** start of DATASET EXCERPTS **
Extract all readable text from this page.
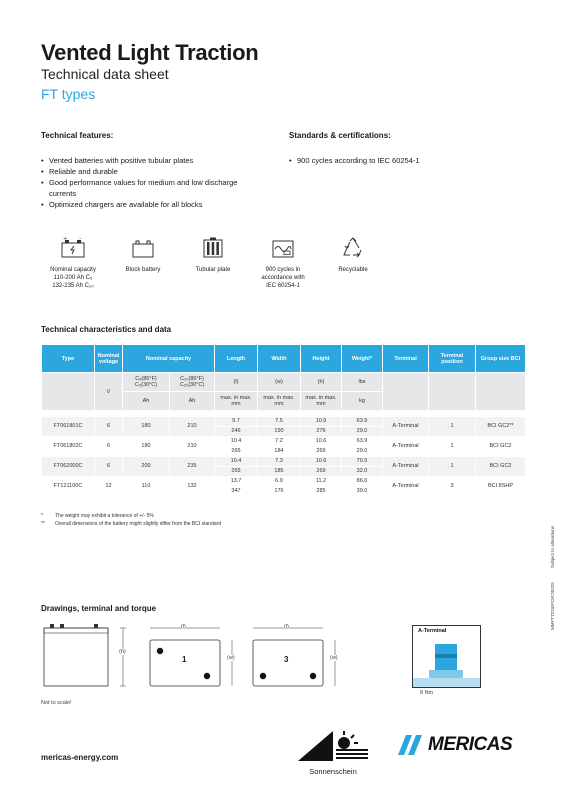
Vented Light Traction
Technical data sheet
FT types
Technical features:
• Vented batteries with positive tubular plates
• Reliable and durable
• Good performance values for medium and low discharge currents
• Optimized chargers are available for all blocks
Standards & certifications:
• 900 cycles according to IEC 60254-1
+ –
Nominal capacity
110-200 Ah C₅
132-235 Ah C₂₀
Block battery	Tubular plate	900 cycles in
accordance with
IEC 60254-1
Recyclable
Technical characteristics and data
Type	Nominal voltage	Nominal capacity		Length	Width	Height	Weight*	Terminal	Terminal position	Group size BCI
	V	C₅(86°F) C₅(30°C)	C₂₀(86°F) C₂₀(30°C)	(l)	(w)	(h)	lbs			
		Ah	Ah	max. in max. mm	max. in max. mm	max. in max. mm	kg			

FT061801C	6	180	210	9.7	7.5	10.9	63.9	A-Terminal	1	BCI GC2**
				246	190	276	29.0			
FT061802C	6	180	210	10.4	7.2	10.6	63.9	A-Terminal	1	BCI GC2
				265	184	269	29.0			
FT062000C	6	200	235	10.4	7.3	10.6	70.5	A-Terminal	1	BCI GC2
				265	185	269	32.0			
FT121100C	12	110	132	13.7	6.9	11.2	86.0	A-Terminal	3	BCI 8SHP
				347	176	285	39.0			
* The weight may exhibit a tolerance of +/- 5%
** Overall dimensions of the battery might slightly differ from the BCI standard
Subject to alterations
MMFTTDSEPOFO0325
Drawings, terminal and torque
(h)
(l)
(w)
1
(l)
(w)
3
A-Terminal
8 Nm
Not to scale!
mericas-energy.com
Sonnenschein
MERICAS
** end of DATASET EXCERPTS **
Collect each line of the entries that has the word "Nominal", copying it in full.

### EXPECTED ANSWER
Nominal capacity
Type	Nominal voltage	Nominal capacity		Length	Width	Height	Weight*	Terminal	Terminal position	Group size BCI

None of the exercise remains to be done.